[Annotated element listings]
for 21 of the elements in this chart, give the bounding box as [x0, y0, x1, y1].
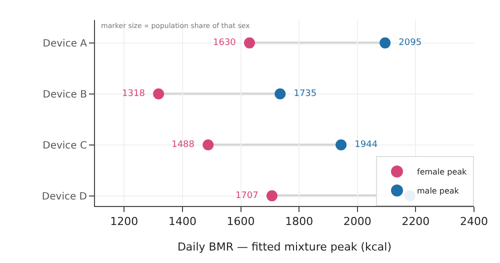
y-tick-label: Device B — [42, 89, 88, 100]
legend-label: male peak — [417, 186, 460, 196]
data-label: 1630 — [207, 38, 242, 48]
x-tick-label: 2200 — [402, 215, 430, 228]
y-tick-label: Device D — [42, 191, 88, 202]
data-label: 1488 — [166, 140, 200, 150]
y-tick-label: Device C — [42, 140, 88, 152]
x-tick-label: 1400 — [168, 215, 196, 228]
legend-label: female peak — [417, 168, 468, 177]
data-label: 1944 — [348, 140, 384, 150]
data-label: 1735 — [288, 89, 322, 100]
data-label: 1707 — [230, 191, 264, 202]
data-label: 2095 — [392, 38, 428, 48]
y-tick-label: Device A — [42, 38, 88, 50]
x-axis-title: Daily BMR — fitted mixture peak (kcal) — [177, 240, 392, 254]
data-label: 1318 — [116, 89, 151, 100]
x-tick-label: 1800 — [285, 215, 314, 228]
x-tick-label: 2000 — [343, 215, 372, 228]
x-tick-label: 2400 — [460, 215, 488, 228]
x-tick-label: 1200 — [110, 215, 138, 228]
x-tick-label: 1600 — [226, 215, 255, 228]
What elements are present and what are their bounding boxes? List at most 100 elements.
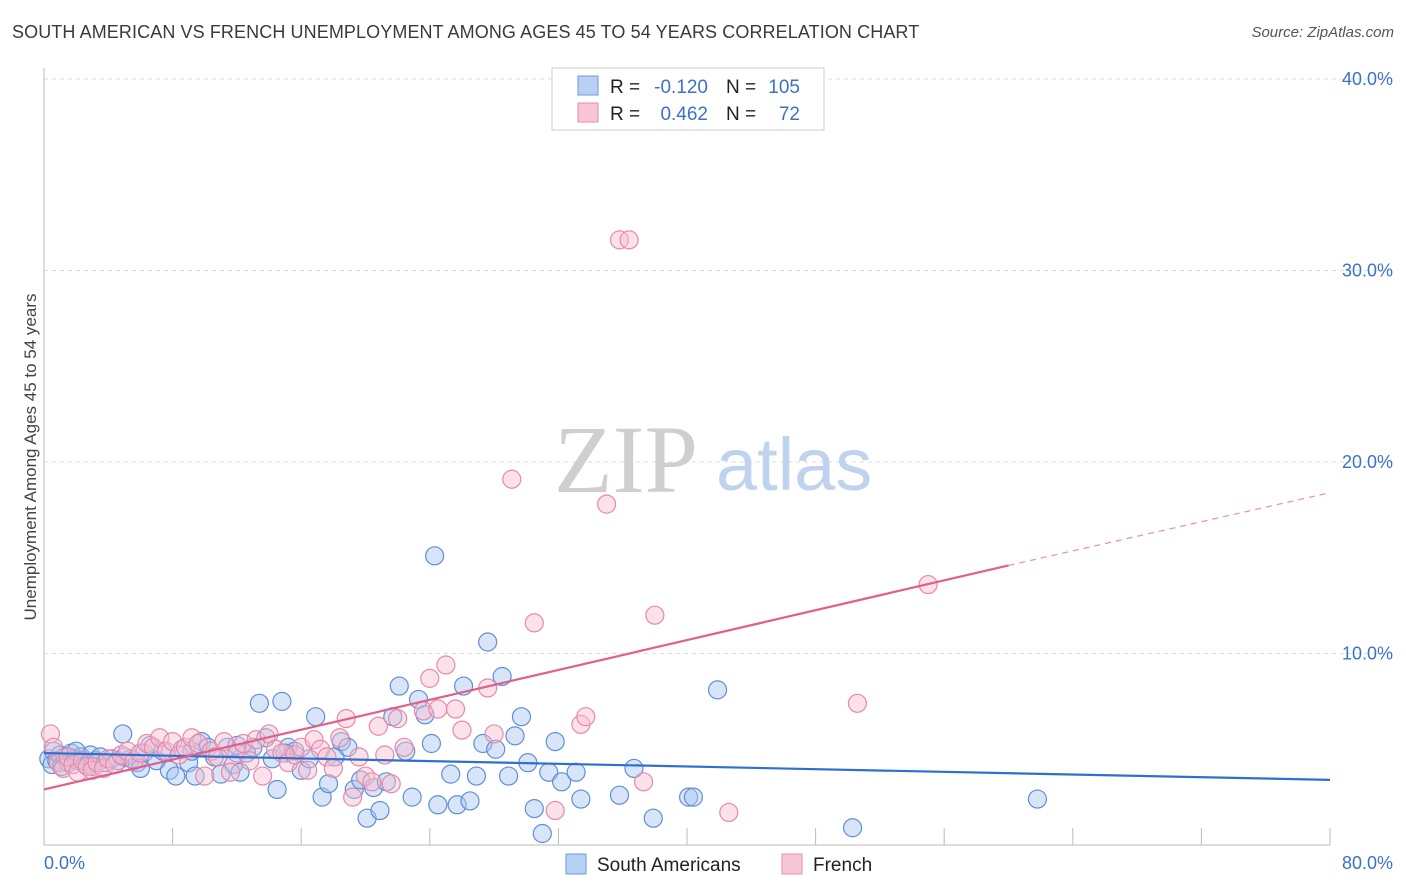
french-point — [576, 707, 596, 727]
french-point — [420, 668, 440, 688]
south-americans-point — [505, 726, 525, 746]
french-point — [619, 230, 639, 250]
french-point — [304, 730, 324, 750]
french-point — [330, 728, 350, 748]
south-americans-point — [643, 808, 663, 828]
south-americans-point — [441, 764, 461, 784]
french-point — [323, 758, 343, 779]
french-points — [40, 230, 938, 823]
south-americans-point — [566, 762, 586, 782]
stats-n-value-2: 72 — [779, 104, 800, 125]
french-point — [436, 655, 456, 675]
grid-lines — [44, 78, 1392, 654]
trend-lines — [43, 492, 1331, 791]
south-americans-point — [486, 739, 506, 759]
stats-r-label-1: R = — [610, 77, 640, 98]
french-point — [93, 758, 114, 779]
south-americans-point — [344, 779, 364, 800]
stats-r-value-1: -0.120 — [654, 77, 708, 98]
x-tick-label-max: 80.0% — [1342, 853, 1393, 873]
south-americans-point — [609, 785, 630, 805]
south-americans-trend-line — [43, 751, 1331, 781]
french-point — [524, 613, 544, 633]
french-point — [253, 766, 273, 786]
axes — [43, 68, 1331, 846]
legend-label-south-americans: South Americans — [597, 855, 741, 876]
south-americans-point — [532, 823, 552, 844]
south-americans-point — [166, 766, 186, 786]
stats-n-label-2: N = — [726, 104, 756, 125]
south-americans-points — [39, 546, 1048, 844]
south-americans-point — [249, 693, 270, 713]
stats-r-label-2: R = — [610, 104, 640, 125]
french-point — [195, 766, 215, 786]
y-axis-label: Unemployment Among Ages 45 to 54 years — [21, 294, 40, 621]
french-point — [124, 751, 144, 771]
french-point — [609, 230, 630, 250]
south-americans-point — [306, 707, 326, 727]
y-tick-label: 30.0% — [1342, 261, 1393, 281]
stats-r-value-2: 0.462 — [660, 104, 708, 125]
french-point — [298, 760, 318, 780]
south-americans-point — [185, 766, 205, 786]
bottom-legend: South Americans French — [565, 853, 872, 876]
french-point — [445, 699, 466, 719]
french-point — [597, 494, 617, 514]
south-americans-point — [267, 779, 287, 800]
legend-swatch-french — [781, 853, 803, 875]
south-americans-point — [425, 546, 445, 566]
french-point — [381, 774, 401, 794]
south-americans-point — [370, 800, 390, 821]
south-americans-point — [466, 766, 487, 786]
south-americans-point — [624, 758, 644, 779]
stats-legend-pink-swatch — [577, 102, 599, 123]
french-point — [44, 737, 64, 757]
y-tick-labels: 10.0% 20.0% 30.0% 40.0% — [1342, 69, 1393, 664]
stats-legend-blue-swatch — [577, 75, 599, 96]
french-point — [645, 605, 665, 625]
french-point — [349, 747, 369, 767]
french-point — [633, 772, 654, 792]
y-tick-label: 40.0% — [1342, 69, 1393, 89]
x-tick-label-min: 0.0% — [44, 853, 85, 873]
south-americans-point — [421, 733, 442, 754]
legend-swatch-south-americans — [565, 853, 587, 875]
south-americans-point — [402, 787, 422, 807]
french-trend-extension — [1008, 492, 1331, 566]
french-point — [847, 693, 867, 713]
south-americans-point — [272, 691, 292, 711]
south-americans-point — [113, 724, 133, 744]
french-point — [452, 720, 472, 740]
south-americans-point — [447, 795, 467, 815]
french-point — [240, 751, 260, 771]
watermark-zip: ZIP — [554, 406, 698, 513]
french-point — [53, 758, 73, 779]
south-americans-point — [679, 787, 699, 807]
south-americans-point — [460, 791, 480, 811]
french-point — [545, 800, 565, 821]
legend-label-french: French — [813, 855, 872, 876]
french-point — [502, 469, 522, 489]
french-trend-line — [43, 564, 1009, 791]
french-point — [362, 772, 382, 792]
french-point — [719, 802, 739, 823]
stats-legend: R = -0.120 N = 105 R = 0.462 N = 72 — [551, 67, 825, 131]
stats-n-label-1: N = — [726, 77, 756, 98]
south-americans-point — [389, 676, 409, 696]
french-point — [220, 762, 241, 782]
stats-n-value-1: 105 — [768, 77, 800, 98]
x-tick-labels: 0.0% 80.0% — [44, 853, 1393, 873]
source-label: Source: ZipAtlas.com — [1251, 24, 1394, 41]
south-americans-point — [511, 707, 532, 727]
y-tick-label: 20.0% — [1342, 452, 1393, 472]
watermark-atlas: atlas — [716, 423, 872, 506]
chart-title: SOUTH AMERICAN VS FRENCH UNEMPLOYMENT AM… — [12, 22, 920, 42]
french-point — [428, 699, 448, 719]
south-americans-point — [707, 680, 728, 700]
south-americans-point — [478, 632, 498, 652]
south-americans-point — [498, 766, 519, 786]
south-americans-point — [683, 787, 704, 807]
south-americans-point — [552, 772, 572, 792]
french-point — [394, 737, 414, 757]
french-point — [368, 716, 388, 736]
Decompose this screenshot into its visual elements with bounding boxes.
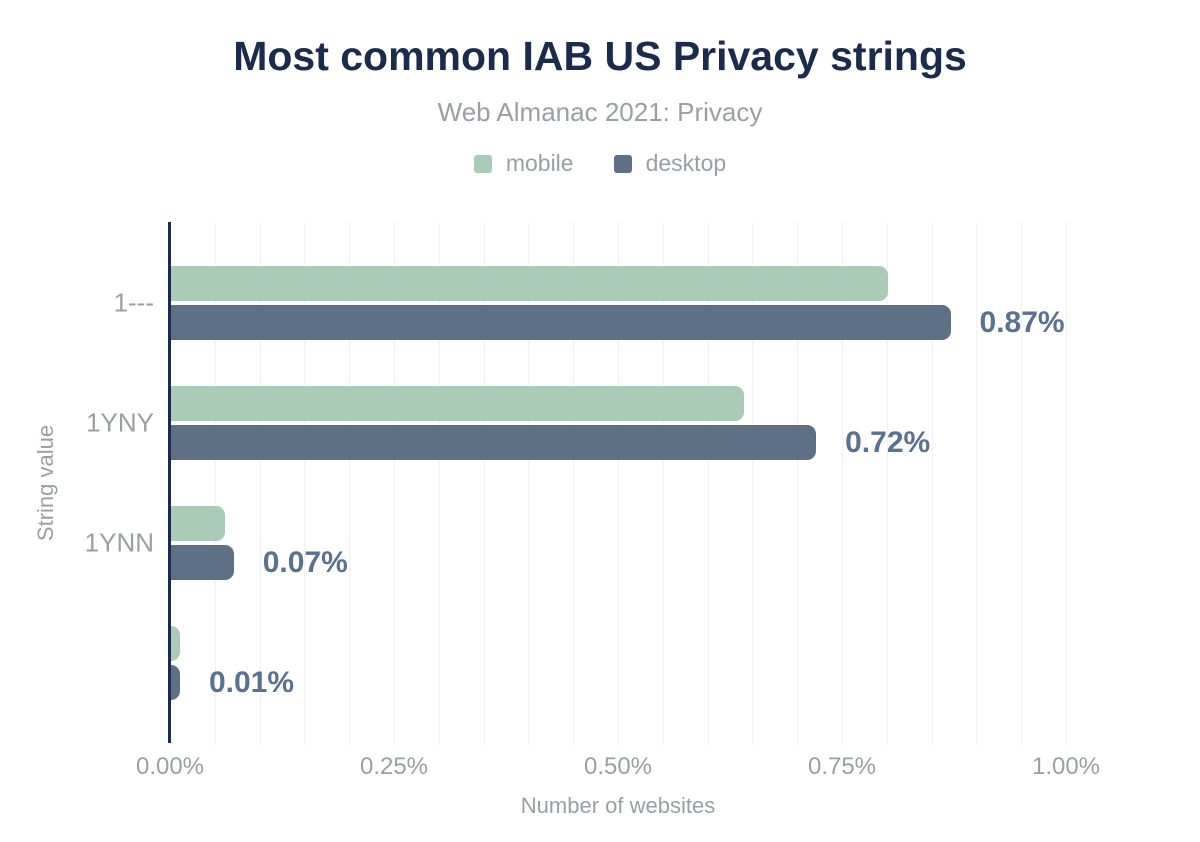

• **THE EXERCISE**: Substitute "components" for "elements" in every item and reproduce the lines with nothing else altered. Leave the pictures out.

• **FINISHED ANSWER**:
for 21 of the components in this chart, give the bounding box as [x0, y0, x1, y1].
y-tick-label: Device B — [42, 89, 88, 100]
legend-label: male peak — [417, 186, 460, 196]
data-label: 1630 — [207, 38, 242, 48]
x-tick-label: 2200 — [402, 215, 430, 228]
y-tick-label: Device D — [42, 191, 88, 202]
data-label: 1488 — [166, 140, 200, 150]
y-tick-label: Device C — [42, 140, 88, 152]
x-tick-label: 1400 — [168, 215, 196, 228]
legend-label: female peak — [417, 168, 468, 177]
data-label: 1944 — [348, 140, 384, 150]
data-label: 1735 — [288, 89, 322, 100]
data-label: 1707 — [230, 191, 264, 202]
data-label: 2095 — [392, 38, 428, 48]
y-tick-label: Device A — [42, 38, 88, 50]
x-axis-title: Daily BMR — fitted mixture peak (kcal) — [177, 240, 392, 254]
data-label: 1318 — [116, 89, 151, 100]
x-tick-label: 1800 — [285, 215, 314, 228]
x-tick-label: 2000 — [343, 215, 372, 228]
x-tick-label: 2400 — [460, 215, 488, 228]
x-tick-label: 1200 — [110, 215, 138, 228]
x-tick-label: 1600 — [226, 215, 255, 228]
What components are present and what are their bounding boxes? List at most 100 components.
french-point — [576, 707, 596, 727]
french-point — [420, 668, 440, 688]
south-americans-point — [505, 726, 525, 746]
french-point — [619, 230, 639, 250]
french-point — [304, 730, 324, 750]
french-point — [330, 728, 350, 748]
south-americans-point — [643, 808, 663, 828]
south-americans-point — [441, 764, 461, 784]
french-point — [323, 758, 343, 779]
french-points — [40, 230, 938, 823]
south-americans-point — [566, 762, 586, 782]
stats-n-value-2: 72 — [779, 104, 800, 125]
french-point — [436, 655, 456, 675]
grid-lines — [44, 78, 1392, 654]
trend-lines — [43, 492, 1331, 791]
south-americans-point — [486, 739, 506, 759]
stats-r-label-1: R = — [610, 77, 640, 98]
french-point — [93, 758, 114, 779]
south-americans-point — [344, 779, 364, 800]
stats-r-value-1: -0.120 — [654, 77, 708, 98]
x-tick-label-max: 80.0% — [1342, 853, 1393, 873]
south-americans-point — [609, 785, 630, 805]
south-americans-trend-line — [43, 751, 1331, 781]
french-point — [524, 613, 544, 633]
french-point — [253, 766, 273, 786]
axes — [43, 68, 1331, 846]
legend-label-south-americans: South Americans — [597, 855, 741, 876]
south-americans-point — [532, 823, 552, 844]
south-americans-point — [166, 766, 186, 786]
stats-n-label-2: N = — [726, 104, 756, 125]
south-americans-points — [39, 546, 1048, 844]
south-americans-point — [249, 693, 270, 713]
stats-r-label-2: R = — [610, 104, 640, 125]
french-point — [195, 766, 215, 786]
y-axis-label: Unemployment Among Ages 45 to 54 years — [21, 294, 40, 621]
french-point — [124, 751, 144, 771]
french-point — [609, 230, 630, 250]
south-americans-point — [306, 707, 326, 727]
y-tick-label: 30.0% — [1342, 261, 1393, 281]
stats-r-value-2: 0.462 — [660, 104, 708, 125]
french-point — [298, 760, 318, 780]
south-americans-point — [185, 766, 205, 786]
bottom-legend: South Americans French — [565, 853, 872, 876]
french-point — [445, 699, 466, 719]
french-point — [597, 494, 617, 514]
south-americans-point — [267, 779, 287, 800]
legend-swatch-french — [781, 853, 803, 875]
south-americans-point — [425, 546, 445, 566]
french-point — [381, 774, 401, 794]
south-americans-point — [370, 800, 390, 821]
south-americans-point — [466, 766, 487, 786]
south-americans-point — [624, 758, 644, 779]
stats-legend-pink-swatch — [577, 102, 599, 123]
french-point — [44, 737, 64, 757]
y-tick-labels: 10.0% 20.0% 30.0% 40.0% — [1342, 69, 1393, 664]
stats-legend-blue-swatch — [577, 75, 599, 96]
french-point — [645, 605, 665, 625]
french-point — [349, 747, 369, 767]
french-point — [633, 772, 654, 792]
y-tick-label: 40.0% — [1342, 69, 1393, 89]
x-tick-label-min: 0.0% — [44, 853, 85, 873]
south-americans-point — [421, 733, 442, 754]
legend-swatch-south-americans — [565, 853, 587, 875]
south-americans-point — [402, 787, 422, 807]
french-trend-extension — [1008, 492, 1331, 566]
french-point — [847, 693, 867, 713]
south-americans-point — [272, 691, 292, 711]
south-americans-point — [113, 724, 133, 744]
french-point — [452, 720, 472, 740]
south-americans-point — [447, 795, 467, 815]
french-point — [240, 751, 260, 771]
watermark-zip: ZIP — [554, 406, 698, 513]
french-point — [53, 758, 73, 779]
south-americans-point — [679, 787, 699, 807]
south-americans-point — [460, 791, 480, 811]
french-point — [545, 800, 565, 821]
legend-label-french: French — [813, 855, 872, 876]
french-point — [502, 469, 522, 489]
french-trend-line — [43, 564, 1009, 791]
french-point — [362, 772, 382, 792]
french-point — [719, 802, 739, 823]
stats-legend: R = -0.120 N = 105 R = 0.462 N = 72 — [551, 67, 825, 131]
stats-n-label-1: N = — [726, 77, 756, 98]
south-americans-point — [389, 676, 409, 696]
french-point — [220, 762, 241, 782]
stats-n-value-1: 105 — [768, 77, 800, 98]
x-tick-labels: 0.0% 80.0% — [44, 853, 1393, 873]
source-label: Source: ZipAtlas.com — [1251, 24, 1394, 41]
south-americans-point — [511, 707, 532, 727]
y-tick-label: 20.0% — [1342, 452, 1393, 472]
watermark-atlas: atlas — [716, 423, 872, 506]
chart-title: SOUTH AMERICAN VS FRENCH UNEMPLOYMENT AM… — [12, 22, 920, 42]
french-point — [428, 699, 448, 719]
south-americans-point — [707, 680, 728, 700]
south-americans-point — [478, 632, 498, 652]
south-americans-point — [498, 766, 519, 786]
south-americans-point — [683, 787, 704, 807]
south-americans-point — [552, 772, 572, 792]
french-point — [394, 737, 414, 757]
french-point — [368, 716, 388, 736]
Decompose this screenshot into its visual components with bounding boxes.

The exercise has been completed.